Document excerpt:

--- START ---

Tags: gil | shidlo | Undervalued | Energy | Companies | Drawing | Power

Undervalued Energy Companies Have Drawing Power

Tuesday, 05 July 2011 07:00 AM

A few smart financiers have become ultrarich by investing in out-of-favor stocks or commodities – such as Sir John Templeton, George Soros, and T. Boone Pickens.

Pickens, a billionaire from Dallas, Texas, has been involved in the energy sector through his long career. Pickens has been one of the early supporters of natural gas. Since 1997, he has called for the use of natural gas to power the country’s transportation system. Natural gas has many advantages, such as being domestically available and thus reducing imports and foreign dependency. It also provides cleaner energy by up to 30 percent compared to gasoline or diesel vehicles.

Although Pickens has a head-start over most investors and is way ahead of the curve, it doesn’t mean that one cannot still profit from investing in natural gas.

Another legendary billionaire, Warren Buffett, held at the end of the first quarter this year shares via Berkshire in Exxon Mobil and ConocoPhillips.

The recent correction in commodities has created an opportunity to buy undervalued U.S. energy stocks.

There are quite a few reasons to invest in this sector now.

--- END ---

Exercise task 1: Reproduce the stretch of the energy stocks article from "Undervalued Energy Companies" through "in natural gas." word for word.
Exercise task 2: Update the stretch of the records from the line containing "svg-text:MR: MR <box>665 375 709 406</box>" through the line containing "svg-text:May-20: May-20 <box>243", replacing "Kamsarmax" with "Ultramax" and leaving everything else unchanged. Return only those lines.
The records have no connection to the article.

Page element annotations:
--- START ---

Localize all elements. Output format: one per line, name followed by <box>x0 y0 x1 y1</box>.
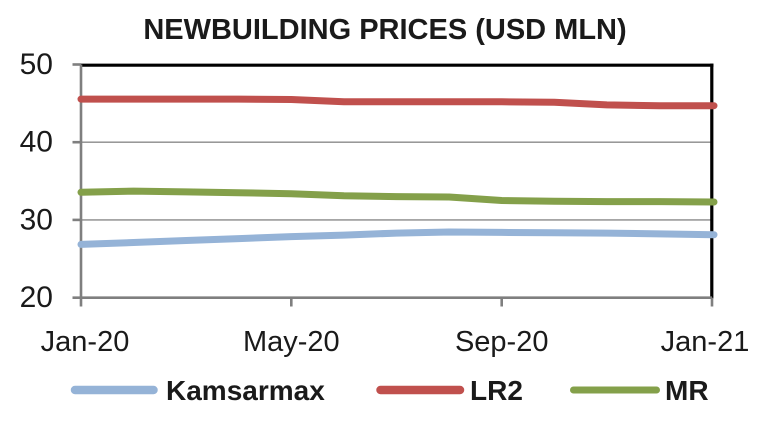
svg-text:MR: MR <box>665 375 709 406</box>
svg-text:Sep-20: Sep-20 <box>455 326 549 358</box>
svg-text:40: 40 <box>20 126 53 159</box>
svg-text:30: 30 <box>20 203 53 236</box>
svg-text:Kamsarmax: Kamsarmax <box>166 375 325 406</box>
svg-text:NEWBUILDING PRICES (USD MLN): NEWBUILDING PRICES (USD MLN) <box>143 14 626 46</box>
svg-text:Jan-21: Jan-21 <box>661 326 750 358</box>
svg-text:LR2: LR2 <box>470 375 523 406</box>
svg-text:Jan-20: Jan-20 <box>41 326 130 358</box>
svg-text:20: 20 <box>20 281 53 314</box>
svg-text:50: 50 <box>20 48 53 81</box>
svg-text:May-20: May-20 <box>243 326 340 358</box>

--- END ---
--- START ---

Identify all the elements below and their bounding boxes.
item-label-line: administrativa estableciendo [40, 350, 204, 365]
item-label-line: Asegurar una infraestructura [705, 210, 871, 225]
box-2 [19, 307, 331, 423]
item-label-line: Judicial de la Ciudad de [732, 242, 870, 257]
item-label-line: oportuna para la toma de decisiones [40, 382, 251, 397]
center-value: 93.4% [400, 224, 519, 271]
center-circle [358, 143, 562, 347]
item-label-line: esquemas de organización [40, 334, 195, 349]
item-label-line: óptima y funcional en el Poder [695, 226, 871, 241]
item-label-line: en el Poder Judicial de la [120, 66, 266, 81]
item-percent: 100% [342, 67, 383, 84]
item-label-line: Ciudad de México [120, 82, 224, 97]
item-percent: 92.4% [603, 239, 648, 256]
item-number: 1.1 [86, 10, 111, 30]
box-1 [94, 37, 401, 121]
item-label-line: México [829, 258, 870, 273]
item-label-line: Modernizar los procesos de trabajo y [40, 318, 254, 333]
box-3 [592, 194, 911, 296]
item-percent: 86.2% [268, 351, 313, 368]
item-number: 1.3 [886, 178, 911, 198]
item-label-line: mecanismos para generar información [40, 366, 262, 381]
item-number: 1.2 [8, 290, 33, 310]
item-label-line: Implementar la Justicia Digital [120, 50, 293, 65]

--- END ---
--- START ---

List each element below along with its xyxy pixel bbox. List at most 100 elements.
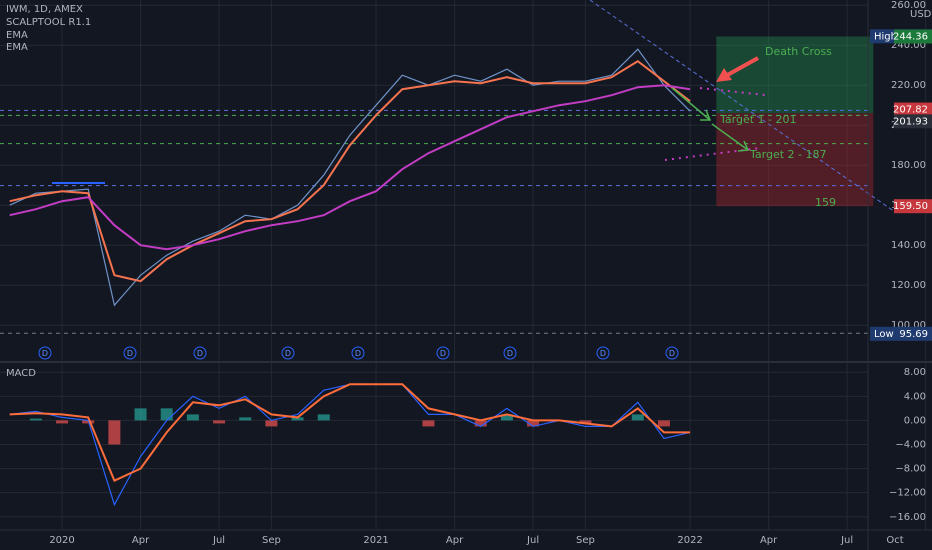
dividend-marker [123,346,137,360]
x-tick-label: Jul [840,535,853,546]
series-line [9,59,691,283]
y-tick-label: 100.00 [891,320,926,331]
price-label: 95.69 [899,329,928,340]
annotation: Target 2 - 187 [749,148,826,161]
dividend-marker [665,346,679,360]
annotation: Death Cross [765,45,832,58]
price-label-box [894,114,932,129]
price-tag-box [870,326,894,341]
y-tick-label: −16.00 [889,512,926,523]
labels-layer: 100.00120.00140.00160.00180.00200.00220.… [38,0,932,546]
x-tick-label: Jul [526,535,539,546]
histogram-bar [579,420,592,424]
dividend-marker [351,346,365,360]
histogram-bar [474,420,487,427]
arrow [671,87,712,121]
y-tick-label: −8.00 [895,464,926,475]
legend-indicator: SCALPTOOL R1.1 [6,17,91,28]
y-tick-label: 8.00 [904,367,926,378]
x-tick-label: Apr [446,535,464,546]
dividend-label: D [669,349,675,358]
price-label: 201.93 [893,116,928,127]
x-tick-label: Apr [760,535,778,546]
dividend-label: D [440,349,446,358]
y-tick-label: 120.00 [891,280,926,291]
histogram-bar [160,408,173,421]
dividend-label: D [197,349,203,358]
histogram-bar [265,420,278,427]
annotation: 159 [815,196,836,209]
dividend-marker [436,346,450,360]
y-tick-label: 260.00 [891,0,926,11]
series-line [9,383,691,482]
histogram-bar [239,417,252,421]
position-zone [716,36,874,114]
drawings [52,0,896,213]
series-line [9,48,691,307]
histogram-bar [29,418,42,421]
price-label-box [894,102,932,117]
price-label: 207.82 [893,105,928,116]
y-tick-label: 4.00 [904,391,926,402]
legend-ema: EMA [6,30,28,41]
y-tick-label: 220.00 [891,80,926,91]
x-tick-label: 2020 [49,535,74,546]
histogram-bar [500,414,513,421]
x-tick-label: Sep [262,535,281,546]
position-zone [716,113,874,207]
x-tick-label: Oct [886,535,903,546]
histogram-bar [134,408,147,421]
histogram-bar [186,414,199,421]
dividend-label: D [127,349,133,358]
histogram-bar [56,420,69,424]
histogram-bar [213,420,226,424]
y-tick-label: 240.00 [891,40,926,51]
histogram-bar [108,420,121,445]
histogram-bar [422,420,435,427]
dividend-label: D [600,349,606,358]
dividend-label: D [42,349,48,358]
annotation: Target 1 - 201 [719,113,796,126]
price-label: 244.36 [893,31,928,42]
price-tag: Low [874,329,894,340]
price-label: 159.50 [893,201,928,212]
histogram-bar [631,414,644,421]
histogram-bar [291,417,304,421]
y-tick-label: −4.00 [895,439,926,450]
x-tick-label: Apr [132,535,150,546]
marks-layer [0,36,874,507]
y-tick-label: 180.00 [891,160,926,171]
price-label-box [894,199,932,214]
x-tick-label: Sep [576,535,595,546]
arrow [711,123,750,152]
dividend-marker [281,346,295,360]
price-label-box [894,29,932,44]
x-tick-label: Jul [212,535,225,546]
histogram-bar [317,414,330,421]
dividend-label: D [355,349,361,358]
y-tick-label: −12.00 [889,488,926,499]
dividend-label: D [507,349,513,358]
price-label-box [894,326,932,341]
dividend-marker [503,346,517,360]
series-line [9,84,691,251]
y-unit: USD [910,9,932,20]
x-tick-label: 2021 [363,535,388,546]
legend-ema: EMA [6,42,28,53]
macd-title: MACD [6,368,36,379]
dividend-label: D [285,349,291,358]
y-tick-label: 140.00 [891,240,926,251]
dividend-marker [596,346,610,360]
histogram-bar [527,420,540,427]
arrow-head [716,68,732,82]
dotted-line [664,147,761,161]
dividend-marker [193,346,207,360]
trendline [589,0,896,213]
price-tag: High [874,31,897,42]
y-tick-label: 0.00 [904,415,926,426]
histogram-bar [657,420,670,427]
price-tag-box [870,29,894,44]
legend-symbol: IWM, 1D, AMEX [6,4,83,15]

--- END ---

Worked solution 1:
Undervalued Energy Companies Have Drawing Power

Tuesday, 05 July 2011 07:00 AM

A few smart financiers have become ultrarich by investing in out-of-favor stocks or commodities – such as Sir John Templeton, George Soros, and T. Boone Pickens.

Pickens, a billionaire from Dallas, Texas, has been involved in the energy sector through his long career. Pickens has been one of the early supporters of natural gas. Since 1997, he has called for the use of natural gas to power the country’s transportation system. Natural gas has many advantages, such as being domestically available and thus reducing imports and foreign dependency. It also provides cleaner energy by up to 30 percent compared to gasoline or diesel vehicles.

Although Pickens has a head-start over most investors and is way ahead of the curve, it doesn’t mean that one cannot still profit from investing in natural gas.

Worked solution 2:
svg-text:MR: MR <box>665 375 709 406</box>
svg-text:Sep-20: Sep-20 <box>455 326 549 358</box>
svg-text:40: 40 <box>20 126 53 159</box>
svg-text:30: 30 <box>20 203 53 236</box>
svg-text:Ultramax: Ultramax <box>166 375 325 406</box>
svg-text:NEWBUILDING PRICES (USD MLN): NEWBUILDING PRICES (USD MLN) <box>143 14 626 46</box>
svg-text:Jan-21: Jan-21 <box>661 326 750 358</box>
svg-text:LR2: LR2 <box>470 375 523 406</box>
svg-text:Jan-20: Jan-20 <box>41 326 130 358</box>
svg-text:20: 20 <box>20 281 53 314</box>
svg-text:50: 50 <box>20 48 53 81</box>
svg-text:May-20: May-20 <box>243 326 340 358</box>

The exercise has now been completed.